Dataset items:
# # # # #

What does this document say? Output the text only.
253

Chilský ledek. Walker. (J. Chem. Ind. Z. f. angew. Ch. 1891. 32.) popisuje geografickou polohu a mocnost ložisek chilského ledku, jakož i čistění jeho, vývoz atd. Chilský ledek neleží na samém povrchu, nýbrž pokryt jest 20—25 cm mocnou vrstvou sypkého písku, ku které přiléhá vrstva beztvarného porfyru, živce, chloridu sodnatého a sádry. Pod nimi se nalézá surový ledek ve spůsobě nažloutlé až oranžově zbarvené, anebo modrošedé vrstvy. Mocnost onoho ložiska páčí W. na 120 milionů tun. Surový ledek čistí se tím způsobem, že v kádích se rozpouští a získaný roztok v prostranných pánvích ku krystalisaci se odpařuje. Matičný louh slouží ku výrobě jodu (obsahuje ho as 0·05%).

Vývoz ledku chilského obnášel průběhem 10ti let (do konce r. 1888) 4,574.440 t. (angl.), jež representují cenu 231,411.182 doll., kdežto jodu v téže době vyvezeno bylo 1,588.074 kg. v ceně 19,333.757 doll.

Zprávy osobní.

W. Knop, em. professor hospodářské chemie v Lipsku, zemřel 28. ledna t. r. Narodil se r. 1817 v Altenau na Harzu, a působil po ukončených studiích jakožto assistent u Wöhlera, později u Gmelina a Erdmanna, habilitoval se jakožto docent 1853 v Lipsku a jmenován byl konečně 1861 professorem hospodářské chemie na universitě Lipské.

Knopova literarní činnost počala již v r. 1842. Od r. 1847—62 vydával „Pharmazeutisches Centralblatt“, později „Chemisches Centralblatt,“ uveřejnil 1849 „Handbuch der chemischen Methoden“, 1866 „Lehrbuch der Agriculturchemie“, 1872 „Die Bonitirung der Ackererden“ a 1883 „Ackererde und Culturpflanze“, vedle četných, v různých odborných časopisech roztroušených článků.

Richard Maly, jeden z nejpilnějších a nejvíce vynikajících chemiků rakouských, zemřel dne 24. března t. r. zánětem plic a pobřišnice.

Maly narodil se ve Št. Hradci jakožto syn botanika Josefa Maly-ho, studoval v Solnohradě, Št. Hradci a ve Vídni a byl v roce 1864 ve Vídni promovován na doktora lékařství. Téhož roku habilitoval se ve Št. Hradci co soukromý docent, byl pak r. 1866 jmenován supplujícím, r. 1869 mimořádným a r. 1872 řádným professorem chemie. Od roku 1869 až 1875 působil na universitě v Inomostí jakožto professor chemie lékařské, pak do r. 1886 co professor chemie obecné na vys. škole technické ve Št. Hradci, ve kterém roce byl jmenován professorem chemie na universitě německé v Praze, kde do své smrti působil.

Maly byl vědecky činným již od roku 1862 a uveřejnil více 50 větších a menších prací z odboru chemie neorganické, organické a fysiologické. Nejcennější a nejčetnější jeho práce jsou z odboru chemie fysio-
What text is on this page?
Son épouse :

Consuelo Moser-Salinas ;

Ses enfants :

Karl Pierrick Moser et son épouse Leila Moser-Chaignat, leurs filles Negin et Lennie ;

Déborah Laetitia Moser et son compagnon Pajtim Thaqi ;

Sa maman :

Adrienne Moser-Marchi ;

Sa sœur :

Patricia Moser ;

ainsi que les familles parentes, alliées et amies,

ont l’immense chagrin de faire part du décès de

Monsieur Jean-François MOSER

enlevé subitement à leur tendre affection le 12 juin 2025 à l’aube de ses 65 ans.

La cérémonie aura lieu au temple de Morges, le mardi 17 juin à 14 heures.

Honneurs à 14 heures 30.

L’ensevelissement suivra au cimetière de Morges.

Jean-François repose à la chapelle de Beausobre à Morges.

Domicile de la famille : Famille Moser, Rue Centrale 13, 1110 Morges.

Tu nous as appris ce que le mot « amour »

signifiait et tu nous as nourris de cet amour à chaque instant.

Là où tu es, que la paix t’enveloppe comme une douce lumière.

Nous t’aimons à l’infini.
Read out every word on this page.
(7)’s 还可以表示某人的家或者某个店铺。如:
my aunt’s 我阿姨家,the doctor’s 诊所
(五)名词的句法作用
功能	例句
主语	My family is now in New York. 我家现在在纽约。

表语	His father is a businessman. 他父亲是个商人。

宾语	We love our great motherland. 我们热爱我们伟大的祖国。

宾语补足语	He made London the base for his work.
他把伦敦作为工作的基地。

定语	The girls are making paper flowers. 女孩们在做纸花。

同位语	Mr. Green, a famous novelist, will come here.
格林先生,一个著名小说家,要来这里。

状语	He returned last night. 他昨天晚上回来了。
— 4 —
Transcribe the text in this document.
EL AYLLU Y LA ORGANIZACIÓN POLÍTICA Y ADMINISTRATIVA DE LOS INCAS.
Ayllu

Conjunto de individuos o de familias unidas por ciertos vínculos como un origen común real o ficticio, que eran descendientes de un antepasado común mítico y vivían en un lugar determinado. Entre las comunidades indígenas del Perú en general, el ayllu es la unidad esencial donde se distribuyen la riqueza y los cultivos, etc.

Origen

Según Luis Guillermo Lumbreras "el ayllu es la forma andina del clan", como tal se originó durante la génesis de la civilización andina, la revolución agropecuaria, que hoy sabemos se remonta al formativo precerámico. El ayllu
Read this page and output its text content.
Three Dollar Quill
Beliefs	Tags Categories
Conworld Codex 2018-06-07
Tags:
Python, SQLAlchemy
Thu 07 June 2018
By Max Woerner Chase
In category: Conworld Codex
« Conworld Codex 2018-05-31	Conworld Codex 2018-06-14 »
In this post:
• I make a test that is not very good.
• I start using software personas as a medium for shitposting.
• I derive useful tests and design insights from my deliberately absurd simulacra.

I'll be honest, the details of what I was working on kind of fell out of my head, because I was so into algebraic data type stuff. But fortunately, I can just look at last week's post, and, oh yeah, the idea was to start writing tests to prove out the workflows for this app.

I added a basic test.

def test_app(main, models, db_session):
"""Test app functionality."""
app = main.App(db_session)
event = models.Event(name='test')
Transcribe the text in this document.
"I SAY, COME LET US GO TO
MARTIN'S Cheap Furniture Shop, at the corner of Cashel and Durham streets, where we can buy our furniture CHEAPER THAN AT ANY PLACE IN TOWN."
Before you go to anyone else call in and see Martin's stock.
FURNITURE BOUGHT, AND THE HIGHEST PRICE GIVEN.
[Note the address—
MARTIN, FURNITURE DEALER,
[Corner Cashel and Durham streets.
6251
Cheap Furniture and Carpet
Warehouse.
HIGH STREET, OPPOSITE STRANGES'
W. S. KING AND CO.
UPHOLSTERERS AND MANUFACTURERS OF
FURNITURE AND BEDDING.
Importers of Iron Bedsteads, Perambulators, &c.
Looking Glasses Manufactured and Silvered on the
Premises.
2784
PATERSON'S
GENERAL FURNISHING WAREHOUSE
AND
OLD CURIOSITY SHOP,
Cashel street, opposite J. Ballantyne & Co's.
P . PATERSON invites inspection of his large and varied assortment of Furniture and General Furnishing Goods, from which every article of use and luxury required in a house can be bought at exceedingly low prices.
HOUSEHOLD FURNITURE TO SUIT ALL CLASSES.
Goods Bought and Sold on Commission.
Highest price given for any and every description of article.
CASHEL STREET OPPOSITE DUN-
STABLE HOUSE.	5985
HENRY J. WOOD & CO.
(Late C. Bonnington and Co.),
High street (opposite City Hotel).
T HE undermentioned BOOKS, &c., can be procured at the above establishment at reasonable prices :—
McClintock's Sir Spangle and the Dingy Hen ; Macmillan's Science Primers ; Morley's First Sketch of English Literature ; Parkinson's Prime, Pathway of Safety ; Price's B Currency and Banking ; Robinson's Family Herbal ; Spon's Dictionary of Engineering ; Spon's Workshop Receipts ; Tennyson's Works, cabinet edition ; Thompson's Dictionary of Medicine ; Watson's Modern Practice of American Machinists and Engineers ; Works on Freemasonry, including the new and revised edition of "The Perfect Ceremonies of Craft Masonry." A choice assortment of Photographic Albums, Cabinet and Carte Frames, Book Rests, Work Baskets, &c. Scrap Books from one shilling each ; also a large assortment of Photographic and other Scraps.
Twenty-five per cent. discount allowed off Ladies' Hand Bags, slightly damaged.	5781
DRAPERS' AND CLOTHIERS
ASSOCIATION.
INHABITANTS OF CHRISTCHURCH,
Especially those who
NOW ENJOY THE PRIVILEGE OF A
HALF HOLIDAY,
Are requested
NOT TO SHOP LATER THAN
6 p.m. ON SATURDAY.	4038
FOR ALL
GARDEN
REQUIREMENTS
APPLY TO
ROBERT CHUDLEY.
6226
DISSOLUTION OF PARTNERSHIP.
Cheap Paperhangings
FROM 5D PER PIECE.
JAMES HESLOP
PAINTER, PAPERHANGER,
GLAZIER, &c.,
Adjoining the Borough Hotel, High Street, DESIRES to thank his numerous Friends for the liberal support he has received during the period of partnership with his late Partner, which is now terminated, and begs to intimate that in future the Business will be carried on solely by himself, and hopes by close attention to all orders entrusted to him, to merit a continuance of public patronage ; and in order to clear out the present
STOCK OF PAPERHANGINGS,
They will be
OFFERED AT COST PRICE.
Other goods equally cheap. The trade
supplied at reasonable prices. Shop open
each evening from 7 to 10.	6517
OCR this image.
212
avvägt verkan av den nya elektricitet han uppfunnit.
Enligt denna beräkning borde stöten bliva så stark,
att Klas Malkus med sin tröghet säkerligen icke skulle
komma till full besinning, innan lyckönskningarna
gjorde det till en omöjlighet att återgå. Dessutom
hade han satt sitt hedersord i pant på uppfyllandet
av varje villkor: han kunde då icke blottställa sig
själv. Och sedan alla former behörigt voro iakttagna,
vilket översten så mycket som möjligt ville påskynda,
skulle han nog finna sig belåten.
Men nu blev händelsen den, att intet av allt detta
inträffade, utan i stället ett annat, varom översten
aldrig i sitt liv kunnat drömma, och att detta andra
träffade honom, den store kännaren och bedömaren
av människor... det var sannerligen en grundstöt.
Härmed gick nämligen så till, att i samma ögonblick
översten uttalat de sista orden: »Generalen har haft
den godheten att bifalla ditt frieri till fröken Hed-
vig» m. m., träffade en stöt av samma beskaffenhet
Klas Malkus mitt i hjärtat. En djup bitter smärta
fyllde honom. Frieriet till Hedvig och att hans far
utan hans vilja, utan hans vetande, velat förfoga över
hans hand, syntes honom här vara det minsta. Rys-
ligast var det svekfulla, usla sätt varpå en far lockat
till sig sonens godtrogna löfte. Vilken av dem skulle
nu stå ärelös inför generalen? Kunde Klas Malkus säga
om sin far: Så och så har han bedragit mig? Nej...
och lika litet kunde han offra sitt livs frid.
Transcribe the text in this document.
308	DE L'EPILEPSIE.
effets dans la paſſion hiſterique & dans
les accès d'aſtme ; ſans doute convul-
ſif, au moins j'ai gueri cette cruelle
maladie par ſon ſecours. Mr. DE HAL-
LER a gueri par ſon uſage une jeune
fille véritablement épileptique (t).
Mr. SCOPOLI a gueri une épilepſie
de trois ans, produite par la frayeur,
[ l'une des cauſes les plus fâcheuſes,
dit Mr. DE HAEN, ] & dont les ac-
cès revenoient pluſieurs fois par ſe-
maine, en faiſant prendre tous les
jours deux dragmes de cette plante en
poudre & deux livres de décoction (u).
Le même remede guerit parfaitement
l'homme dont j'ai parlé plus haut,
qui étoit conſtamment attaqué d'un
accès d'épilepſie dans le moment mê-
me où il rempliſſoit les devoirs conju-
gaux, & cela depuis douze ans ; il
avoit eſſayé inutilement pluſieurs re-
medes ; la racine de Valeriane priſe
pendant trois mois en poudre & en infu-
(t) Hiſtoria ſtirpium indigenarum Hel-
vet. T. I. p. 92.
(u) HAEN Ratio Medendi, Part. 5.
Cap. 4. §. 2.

# # # # #

Exercise goal: The word "Read" may appear on some lines of these records; state how many such lines there are, and nothing else.

Result below: 2